::: ROWS

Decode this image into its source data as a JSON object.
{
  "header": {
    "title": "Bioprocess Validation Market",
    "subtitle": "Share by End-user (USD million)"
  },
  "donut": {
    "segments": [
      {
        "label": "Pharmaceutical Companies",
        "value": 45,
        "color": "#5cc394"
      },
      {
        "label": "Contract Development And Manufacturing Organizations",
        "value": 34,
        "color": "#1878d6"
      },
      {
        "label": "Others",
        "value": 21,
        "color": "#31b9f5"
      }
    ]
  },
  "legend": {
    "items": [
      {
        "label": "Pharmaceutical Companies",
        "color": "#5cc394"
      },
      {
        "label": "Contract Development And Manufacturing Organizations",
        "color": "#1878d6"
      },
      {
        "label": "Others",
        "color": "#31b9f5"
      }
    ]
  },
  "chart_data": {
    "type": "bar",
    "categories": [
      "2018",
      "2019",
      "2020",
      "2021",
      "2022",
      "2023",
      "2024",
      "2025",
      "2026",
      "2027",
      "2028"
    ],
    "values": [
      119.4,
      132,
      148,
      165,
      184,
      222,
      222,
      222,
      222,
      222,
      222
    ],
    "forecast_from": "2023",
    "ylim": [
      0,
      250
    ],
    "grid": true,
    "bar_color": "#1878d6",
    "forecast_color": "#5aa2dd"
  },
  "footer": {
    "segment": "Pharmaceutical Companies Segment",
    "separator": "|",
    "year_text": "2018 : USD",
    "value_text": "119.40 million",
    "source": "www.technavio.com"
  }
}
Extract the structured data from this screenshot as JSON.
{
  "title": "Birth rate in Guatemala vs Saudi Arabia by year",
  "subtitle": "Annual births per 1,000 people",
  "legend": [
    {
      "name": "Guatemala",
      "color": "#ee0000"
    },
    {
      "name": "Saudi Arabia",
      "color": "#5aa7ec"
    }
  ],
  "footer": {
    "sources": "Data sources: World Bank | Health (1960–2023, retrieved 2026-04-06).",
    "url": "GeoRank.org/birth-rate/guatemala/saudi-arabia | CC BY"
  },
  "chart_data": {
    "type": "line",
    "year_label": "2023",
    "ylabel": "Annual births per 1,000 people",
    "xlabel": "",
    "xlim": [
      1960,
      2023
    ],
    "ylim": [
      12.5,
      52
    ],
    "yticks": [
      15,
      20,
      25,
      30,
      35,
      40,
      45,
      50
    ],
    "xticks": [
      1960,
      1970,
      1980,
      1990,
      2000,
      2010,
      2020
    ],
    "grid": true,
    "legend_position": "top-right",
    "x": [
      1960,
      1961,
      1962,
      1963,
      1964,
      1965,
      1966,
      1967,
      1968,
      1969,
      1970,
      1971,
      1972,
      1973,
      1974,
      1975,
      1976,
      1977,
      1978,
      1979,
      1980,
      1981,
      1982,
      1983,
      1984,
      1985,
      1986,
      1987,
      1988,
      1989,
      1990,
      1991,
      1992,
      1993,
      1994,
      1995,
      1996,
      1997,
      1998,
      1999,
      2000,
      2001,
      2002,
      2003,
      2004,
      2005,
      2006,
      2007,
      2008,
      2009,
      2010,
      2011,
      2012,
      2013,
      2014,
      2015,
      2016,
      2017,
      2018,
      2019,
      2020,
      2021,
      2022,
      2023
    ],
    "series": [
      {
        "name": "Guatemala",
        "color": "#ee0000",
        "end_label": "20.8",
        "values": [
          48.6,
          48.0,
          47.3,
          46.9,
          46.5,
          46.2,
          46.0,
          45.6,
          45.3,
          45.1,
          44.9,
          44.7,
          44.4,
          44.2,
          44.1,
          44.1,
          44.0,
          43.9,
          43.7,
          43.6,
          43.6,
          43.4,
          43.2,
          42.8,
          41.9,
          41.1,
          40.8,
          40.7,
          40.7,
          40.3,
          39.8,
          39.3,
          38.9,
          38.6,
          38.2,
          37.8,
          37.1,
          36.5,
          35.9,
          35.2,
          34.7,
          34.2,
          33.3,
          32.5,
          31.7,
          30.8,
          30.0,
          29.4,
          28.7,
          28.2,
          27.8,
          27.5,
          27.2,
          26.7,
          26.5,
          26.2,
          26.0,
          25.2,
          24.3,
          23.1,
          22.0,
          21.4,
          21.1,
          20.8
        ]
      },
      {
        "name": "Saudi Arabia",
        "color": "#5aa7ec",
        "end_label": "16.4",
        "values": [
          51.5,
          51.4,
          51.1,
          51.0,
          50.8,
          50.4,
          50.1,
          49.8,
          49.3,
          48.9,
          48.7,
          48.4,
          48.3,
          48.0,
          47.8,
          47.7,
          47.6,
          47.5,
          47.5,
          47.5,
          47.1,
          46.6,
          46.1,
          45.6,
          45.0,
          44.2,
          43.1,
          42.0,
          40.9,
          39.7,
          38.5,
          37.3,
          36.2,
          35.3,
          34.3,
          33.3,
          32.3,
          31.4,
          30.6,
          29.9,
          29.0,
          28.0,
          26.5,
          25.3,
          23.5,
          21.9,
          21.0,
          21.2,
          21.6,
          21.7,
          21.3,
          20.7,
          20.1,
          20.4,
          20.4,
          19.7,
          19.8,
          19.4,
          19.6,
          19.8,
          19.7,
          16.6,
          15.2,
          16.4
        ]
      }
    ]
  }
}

::::::

# SHORT TASK:
Select all lines with the word "name" from the entries above.

# FINAL RESULT:
      "name": "Guatemala",
      "name": "Saudi Arabia",
        "name": "Guatemala",
        "name": "Saudi Arabia",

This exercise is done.